Extract the data exactly, missing nothing.

Collected data entries
****************************************

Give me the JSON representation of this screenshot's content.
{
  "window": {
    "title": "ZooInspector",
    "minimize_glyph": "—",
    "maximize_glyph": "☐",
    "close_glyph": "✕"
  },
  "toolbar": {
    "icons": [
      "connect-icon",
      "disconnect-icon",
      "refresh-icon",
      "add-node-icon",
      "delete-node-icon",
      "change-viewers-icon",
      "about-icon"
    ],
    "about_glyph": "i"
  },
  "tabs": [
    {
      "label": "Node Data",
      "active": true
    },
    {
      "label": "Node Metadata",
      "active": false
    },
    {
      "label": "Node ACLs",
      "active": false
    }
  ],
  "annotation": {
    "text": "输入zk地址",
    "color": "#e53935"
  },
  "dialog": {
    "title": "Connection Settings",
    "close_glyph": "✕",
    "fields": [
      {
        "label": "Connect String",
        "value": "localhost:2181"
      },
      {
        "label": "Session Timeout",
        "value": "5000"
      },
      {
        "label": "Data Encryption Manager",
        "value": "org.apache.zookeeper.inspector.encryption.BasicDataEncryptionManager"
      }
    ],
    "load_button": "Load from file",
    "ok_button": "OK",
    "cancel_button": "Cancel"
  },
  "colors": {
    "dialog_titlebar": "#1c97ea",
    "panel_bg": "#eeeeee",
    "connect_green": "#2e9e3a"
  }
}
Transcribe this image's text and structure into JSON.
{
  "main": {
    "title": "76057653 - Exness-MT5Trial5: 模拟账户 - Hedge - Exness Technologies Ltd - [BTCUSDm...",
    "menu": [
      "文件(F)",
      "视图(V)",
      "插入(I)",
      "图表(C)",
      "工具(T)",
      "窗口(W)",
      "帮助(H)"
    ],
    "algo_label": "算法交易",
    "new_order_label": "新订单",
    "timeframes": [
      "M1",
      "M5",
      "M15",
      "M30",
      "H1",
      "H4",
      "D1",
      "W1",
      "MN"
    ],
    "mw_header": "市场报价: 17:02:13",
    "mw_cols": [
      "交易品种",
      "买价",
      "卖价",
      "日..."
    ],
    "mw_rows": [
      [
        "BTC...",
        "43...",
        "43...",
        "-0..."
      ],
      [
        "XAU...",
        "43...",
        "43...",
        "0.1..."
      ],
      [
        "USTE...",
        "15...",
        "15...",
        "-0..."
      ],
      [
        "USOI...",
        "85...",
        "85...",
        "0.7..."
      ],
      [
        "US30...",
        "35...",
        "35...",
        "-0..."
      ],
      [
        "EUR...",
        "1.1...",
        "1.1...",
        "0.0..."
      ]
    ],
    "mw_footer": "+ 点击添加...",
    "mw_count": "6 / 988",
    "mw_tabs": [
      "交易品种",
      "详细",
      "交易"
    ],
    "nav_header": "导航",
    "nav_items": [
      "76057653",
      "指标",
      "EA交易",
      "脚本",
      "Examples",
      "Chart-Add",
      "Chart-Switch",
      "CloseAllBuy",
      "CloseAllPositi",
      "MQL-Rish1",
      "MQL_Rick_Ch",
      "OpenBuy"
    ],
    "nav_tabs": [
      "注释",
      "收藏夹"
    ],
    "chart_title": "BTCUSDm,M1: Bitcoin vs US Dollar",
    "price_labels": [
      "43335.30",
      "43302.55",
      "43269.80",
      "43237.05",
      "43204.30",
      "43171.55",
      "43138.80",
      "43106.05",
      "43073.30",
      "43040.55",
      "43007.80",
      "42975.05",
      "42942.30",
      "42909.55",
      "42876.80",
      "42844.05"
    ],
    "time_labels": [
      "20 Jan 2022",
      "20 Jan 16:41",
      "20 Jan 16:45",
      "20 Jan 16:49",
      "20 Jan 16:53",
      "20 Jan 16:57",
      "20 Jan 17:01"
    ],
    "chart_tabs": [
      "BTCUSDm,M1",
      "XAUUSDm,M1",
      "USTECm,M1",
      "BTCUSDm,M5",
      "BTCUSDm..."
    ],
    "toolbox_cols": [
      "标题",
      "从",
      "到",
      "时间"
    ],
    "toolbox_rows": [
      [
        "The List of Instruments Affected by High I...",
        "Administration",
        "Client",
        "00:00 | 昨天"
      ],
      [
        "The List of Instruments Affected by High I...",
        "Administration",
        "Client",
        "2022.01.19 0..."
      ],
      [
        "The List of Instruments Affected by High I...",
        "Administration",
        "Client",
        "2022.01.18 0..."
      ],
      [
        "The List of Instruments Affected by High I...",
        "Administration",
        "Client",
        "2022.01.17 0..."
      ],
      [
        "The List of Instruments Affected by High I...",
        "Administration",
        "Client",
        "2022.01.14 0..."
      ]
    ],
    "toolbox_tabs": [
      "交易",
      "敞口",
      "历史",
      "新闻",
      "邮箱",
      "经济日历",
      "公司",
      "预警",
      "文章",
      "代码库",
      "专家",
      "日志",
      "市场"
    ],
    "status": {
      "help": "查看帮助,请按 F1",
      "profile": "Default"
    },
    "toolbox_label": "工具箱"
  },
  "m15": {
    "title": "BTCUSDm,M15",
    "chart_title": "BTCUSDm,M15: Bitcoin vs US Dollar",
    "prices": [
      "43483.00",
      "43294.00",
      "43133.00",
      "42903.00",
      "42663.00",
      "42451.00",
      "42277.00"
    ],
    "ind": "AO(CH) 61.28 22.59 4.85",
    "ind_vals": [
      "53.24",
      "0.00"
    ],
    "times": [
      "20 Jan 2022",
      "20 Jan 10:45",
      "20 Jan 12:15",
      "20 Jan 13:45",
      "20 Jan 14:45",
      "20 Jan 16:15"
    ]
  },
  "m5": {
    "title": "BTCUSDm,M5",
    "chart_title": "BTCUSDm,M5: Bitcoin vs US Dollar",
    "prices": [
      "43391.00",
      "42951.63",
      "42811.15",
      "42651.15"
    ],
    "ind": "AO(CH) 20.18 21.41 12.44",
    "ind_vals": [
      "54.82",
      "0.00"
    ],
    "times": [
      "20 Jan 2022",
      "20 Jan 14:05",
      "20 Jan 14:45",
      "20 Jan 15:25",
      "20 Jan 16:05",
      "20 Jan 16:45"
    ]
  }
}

****************************************

* EXERCISE OUTPUT
Give me the JSON representation of this screenshot's content.
{
  "window": {
    "title": "ZooInspector",
    "minimize_glyph": "—",
    "maximize_glyph": "☐",
    "close_glyph": "✕"
  },
  "toolbar": {
    "icons": [
      "connect-icon",
      "disconnect-icon",
      "refresh-icon",
      "add-node-icon",
      "delete-node-icon",
      "change-viewers-icon",
      "about-icon"
    ],
    "about_glyph": "i"
  },
  "tabs": [
    {
      "label": "Node Data",
      "active": true
    },
    {
      "label": "Node Metadata",
      "active": false
    },
    {
      "label": "Node ACLs",
      "active": false
    }
  ],
  "annotation": {
    "text": "输入zk地址",
    "color": "#e53935"
  },
  "dialog": {
    "title": "Connection Settings",
    "close_glyph": "✕",
    "fields": [
      {
        "label": "Connect String",
        "value": "localhost:2181"
      },
      {
        "label": "Session Timeout",
        "value": "5000"
      },
      {
        "label": "Data Encryption Manager",
        "value": "org.apache.zookeeper.inspector.encryption.BasicDataEncryptionManager"
      }
    ],
    "load_button": "Load from file",
    "ok_button": "OK",
    "cancel_button": "Cancel"
  },
  "colors": {
    "dialog_titlebar": "#1c97ea",
    "panel_bg": "#eeeeee",
    "connect_green": "#2e9e3a"
  }
}
Transcribe this image's text and structure into JSON.
{
  "main": {
    "title": "76057653 - Exness-MT5Trial5: 模拟账户 - Hedge - Exness Technologies Ltd - [BTCUSDm...",
    "menu": [
      "文件(F)",
      "视图(V)",
      "插入(I)",
      "图表(C)",
      "工具(T)",
      "窗口(W)",
      "帮助(H)"
    ],
    "algo_label": "算法交易",
    "new_order_label": "新订单",
    "timeframes": [
      "M1",
      "M5",
      "M15",
      "M30",
      "H1",
      "H4",
      "D1",
      "W1",
      "MN"
    ],
    "mw_header": "市场报价: 17:02:13",
    "mw_cols": [
      "交易品种",
      "买价",
      "卖价",
      "日..."
    ],
    "mw_rows": [
      [
        "BTC...",
        "43...",
        "43...",
        "-0..."
      ],
      [
        "XAU...",
        "43...",
        "43...",
        "0.1..."
      ],
      [
        "USTE...",
        "15...",
        "15...",
        "-0..."
      ],
      [
        "USOI...",
        "85...",
        "85...",
        "0.7..."
      ],
      [
        "US30...",
        "35...",
        "35...",
        "-0..."
      ],
      [
        "EUR...",
        "1.1...",
        "1.1...",
        "0.0..."
      ]
    ],
    "mw_footer": "+ 点击添加...",
    "mw_count": "6 / 988",
    "mw_tabs": [
      "交易品种",
      "详细",
      "交易"
    ],
    "nav_header": "导航",
    "nav_items": [
      "76057653",
      "指标",
      "EA交易",
      "脚本",
      "Examples",
      "Chart-Add",
      "Chart-Switch",
      "CloseAllBuy",
      "CloseAllPositi",
      "MQL-Rish1",
      "MQL_Rick_Ch",
      "OpenBuy"
    ],
    "nav_tabs": [
      "注释",
      "收藏夹"
    ],
    "chart_title": "BTCUSDm,M1: Bitcoin vs US Dollar",
    "price_labels": [
      "43335.30",
      "43302.55",
      "43269.80",
      "43237.05",
      "43204.30",
      "43171.55",
      "43138.80",
      "43106.05",
      "43073.30",
      "43040.55",
      "43007.80",
      "42975.05",
      "42942.30",
      "42909.55",
      "42876.80",
      "42844.05"
    ],
    "time_labels": [
      "20 Jan 2022",
      "20 Jan 16:41",
      "20 Jan 16:45",
      "20 Jan 16:49",
      "20 Jan 16:53",
      "20 Jan 16:57",
      "20 Jan 17:01"
    ],
    "chart_tabs": [
      "BTCUSDm,M1",
      "XAUUSDm,M1",
      "USTECm,M1",
      "BTCUSDm,M5",
      "BTCUSDm..."
    ],
    "toolbox_cols": [
      "标题",
      "从",
      "到",
      "时间"
    ],
    "toolbox_rows": [
      [
        "The List of Instruments Affected by High I...",
        "Administration",
        "Client",
        "00:00 | 昨天"
      ],
      [
        "The List of Instruments Affected by High I...",
        "Administration",
        "Client",
        "2022.01.19 0..."
      ],
      [
        "The List of Instruments Affected by High I...",
        "Administration",
        "Client",
        "2022.01.18 0..."
      ],
      [
        "The List of Instruments Affected by High I...",
        "Administration",
        "Client",
        "2022.01.17 0..."
      ],
      [
        "The List of Instruments Affected by High I...",
        "Administration",
        "Client",
        "2022.01.14 0..."
      ]
    ],
    "toolbox_tabs": [
      "交易",
      "敞口",
      "历史",
      "新闻",
      "邮箱",
      "经济日历",
      "公司",
      "预警",
      "文章",
      "代码库",
      "专家",
      "日志",
      "市场"
    ],
    "status": {
      "help": "查看帮助,请按 F1",
      "profile": "Default"
    },
    "toolbox_label": "工具箱"
  },
  "m15": {
    "title": "BTCUSDm,M15",
    "chart_title": "BTCUSDm,M15: Bitcoin vs US Dollar",
    "prices": [
      "43483.00",
      "43294.00",
      "43133.00",
      "42903.00",
      "42663.00",
      "42451.00",
      "42277.00"
    ],
    "ind": "AO(CH) 61.28 22.59 4.85",
    "ind_vals": [
      "53.24",
      "0.00"
    ],
    "times": [
      "20 Jan 2022",
      "20 Jan 10:45",
      "20 Jan 12:15",
      "20 Jan 13:45",
      "20 Jan 14:45",
      "20 Jan 16:15"
    ]
  },
  "m5": {
    "title": "BTCUSDm,M5",
    "chart_title": "BTCUSDm,M5: Bitcoin vs US Dollar",
    "prices": [
      "43391.00",
      "42951.63",
      "42811.15",
      "42651.15"
    ],
    "ind": "AO(CH) 20.18 21.41 12.44",
    "ind_vals": [
      "54.82",
      "0.00"
    ],
    "times": [
      "20 Jan 2022",
      "20 Jan 14:05",
      "20 Jan 14:45",
      "20 Jan 15:25",
      "20 Jan 16:05",
      "20 Jan 16:45"
    ]
  }
}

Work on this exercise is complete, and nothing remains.